** What the task requires **
Search the listing below for the string "techniques" and show each line that contains it.

** Data for this exercise **
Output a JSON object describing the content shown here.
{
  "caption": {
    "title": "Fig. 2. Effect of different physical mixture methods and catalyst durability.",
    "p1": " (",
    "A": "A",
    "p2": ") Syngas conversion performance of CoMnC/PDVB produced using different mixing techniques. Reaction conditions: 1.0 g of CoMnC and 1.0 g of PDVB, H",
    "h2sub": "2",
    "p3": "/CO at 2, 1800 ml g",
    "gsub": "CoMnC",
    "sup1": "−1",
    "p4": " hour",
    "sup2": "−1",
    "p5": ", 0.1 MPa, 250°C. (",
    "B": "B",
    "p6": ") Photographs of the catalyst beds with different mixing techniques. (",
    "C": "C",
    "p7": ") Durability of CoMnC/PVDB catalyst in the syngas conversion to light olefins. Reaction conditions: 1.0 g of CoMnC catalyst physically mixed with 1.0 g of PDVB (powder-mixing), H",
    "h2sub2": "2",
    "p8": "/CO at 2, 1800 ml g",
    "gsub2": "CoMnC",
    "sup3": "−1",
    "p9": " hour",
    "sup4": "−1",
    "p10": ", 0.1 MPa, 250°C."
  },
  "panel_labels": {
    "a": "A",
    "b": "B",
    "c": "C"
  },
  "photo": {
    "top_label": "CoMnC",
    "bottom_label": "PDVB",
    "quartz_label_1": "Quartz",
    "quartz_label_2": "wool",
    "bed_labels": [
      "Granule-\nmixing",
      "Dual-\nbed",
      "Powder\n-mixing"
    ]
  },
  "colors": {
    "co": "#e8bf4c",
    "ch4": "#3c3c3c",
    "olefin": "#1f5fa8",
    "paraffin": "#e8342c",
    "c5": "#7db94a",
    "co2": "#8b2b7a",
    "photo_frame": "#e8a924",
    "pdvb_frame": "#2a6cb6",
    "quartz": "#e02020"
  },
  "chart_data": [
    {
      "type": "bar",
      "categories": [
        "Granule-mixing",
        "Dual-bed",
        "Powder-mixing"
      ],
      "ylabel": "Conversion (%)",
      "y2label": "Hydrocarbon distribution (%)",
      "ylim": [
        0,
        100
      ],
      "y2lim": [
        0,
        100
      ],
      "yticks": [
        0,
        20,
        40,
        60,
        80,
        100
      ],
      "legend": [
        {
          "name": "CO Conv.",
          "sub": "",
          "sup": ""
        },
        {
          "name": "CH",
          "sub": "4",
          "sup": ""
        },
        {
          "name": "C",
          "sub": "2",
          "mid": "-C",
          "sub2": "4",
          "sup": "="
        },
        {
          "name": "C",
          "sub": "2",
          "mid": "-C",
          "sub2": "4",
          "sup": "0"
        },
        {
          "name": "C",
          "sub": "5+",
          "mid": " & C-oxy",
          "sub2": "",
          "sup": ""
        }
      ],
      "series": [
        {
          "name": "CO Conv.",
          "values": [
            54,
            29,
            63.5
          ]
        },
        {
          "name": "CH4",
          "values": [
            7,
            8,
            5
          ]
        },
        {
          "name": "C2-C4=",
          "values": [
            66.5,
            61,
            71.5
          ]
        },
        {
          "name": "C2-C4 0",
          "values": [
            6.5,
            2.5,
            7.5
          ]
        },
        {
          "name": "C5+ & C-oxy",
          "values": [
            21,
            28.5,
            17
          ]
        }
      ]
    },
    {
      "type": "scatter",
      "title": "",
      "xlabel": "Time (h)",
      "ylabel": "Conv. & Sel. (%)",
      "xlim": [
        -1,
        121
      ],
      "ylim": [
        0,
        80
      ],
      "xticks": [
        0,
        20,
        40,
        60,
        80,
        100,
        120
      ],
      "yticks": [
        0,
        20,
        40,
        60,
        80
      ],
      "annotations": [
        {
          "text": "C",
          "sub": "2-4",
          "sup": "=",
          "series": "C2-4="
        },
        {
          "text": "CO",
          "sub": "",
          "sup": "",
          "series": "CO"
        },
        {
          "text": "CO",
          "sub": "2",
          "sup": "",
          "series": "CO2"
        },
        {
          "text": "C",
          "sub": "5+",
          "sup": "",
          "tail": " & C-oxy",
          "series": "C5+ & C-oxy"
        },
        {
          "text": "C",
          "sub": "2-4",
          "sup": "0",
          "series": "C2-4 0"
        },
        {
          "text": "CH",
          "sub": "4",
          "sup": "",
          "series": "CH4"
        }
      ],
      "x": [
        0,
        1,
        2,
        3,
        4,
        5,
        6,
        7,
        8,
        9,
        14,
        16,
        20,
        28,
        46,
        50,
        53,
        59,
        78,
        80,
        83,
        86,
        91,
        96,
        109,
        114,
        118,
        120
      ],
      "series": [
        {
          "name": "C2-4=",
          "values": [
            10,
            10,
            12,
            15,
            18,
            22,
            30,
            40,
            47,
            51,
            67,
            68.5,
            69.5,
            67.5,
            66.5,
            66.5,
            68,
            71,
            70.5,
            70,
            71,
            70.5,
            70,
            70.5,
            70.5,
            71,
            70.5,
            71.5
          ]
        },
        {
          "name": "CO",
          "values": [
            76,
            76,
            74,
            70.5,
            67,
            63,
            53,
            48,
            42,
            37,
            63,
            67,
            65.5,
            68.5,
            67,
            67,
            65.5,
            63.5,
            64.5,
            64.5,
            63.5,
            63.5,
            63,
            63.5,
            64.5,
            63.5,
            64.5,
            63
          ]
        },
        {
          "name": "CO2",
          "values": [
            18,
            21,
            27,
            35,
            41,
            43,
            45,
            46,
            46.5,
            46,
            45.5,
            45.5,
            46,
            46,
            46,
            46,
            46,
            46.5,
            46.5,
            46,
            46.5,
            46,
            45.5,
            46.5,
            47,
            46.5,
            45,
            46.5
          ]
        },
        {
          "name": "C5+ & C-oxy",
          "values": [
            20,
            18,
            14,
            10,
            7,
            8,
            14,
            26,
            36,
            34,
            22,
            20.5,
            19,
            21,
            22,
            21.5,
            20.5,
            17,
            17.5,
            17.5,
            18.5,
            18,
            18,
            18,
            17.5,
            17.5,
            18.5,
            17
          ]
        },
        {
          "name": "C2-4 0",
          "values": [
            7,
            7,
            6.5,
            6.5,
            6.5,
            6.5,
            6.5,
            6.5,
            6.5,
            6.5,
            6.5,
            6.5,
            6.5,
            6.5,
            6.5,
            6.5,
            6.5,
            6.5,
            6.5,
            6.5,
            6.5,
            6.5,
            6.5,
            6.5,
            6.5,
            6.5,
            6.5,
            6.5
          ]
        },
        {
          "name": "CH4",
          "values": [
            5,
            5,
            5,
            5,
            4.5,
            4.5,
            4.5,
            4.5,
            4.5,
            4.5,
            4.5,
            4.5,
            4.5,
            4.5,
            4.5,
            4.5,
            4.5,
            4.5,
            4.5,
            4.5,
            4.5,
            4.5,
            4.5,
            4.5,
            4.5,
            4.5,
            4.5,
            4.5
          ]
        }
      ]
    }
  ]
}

** Solution **
    "p2": ") Syngas conversion performance of CoMnC/PDVB produced using different mixing techniques. Reaction conditions: 1.0 g of CoMnC and 1.0 g of PDVB, H",
    "p6": ") Photographs of the catalyst beds with different mixing techniques. (",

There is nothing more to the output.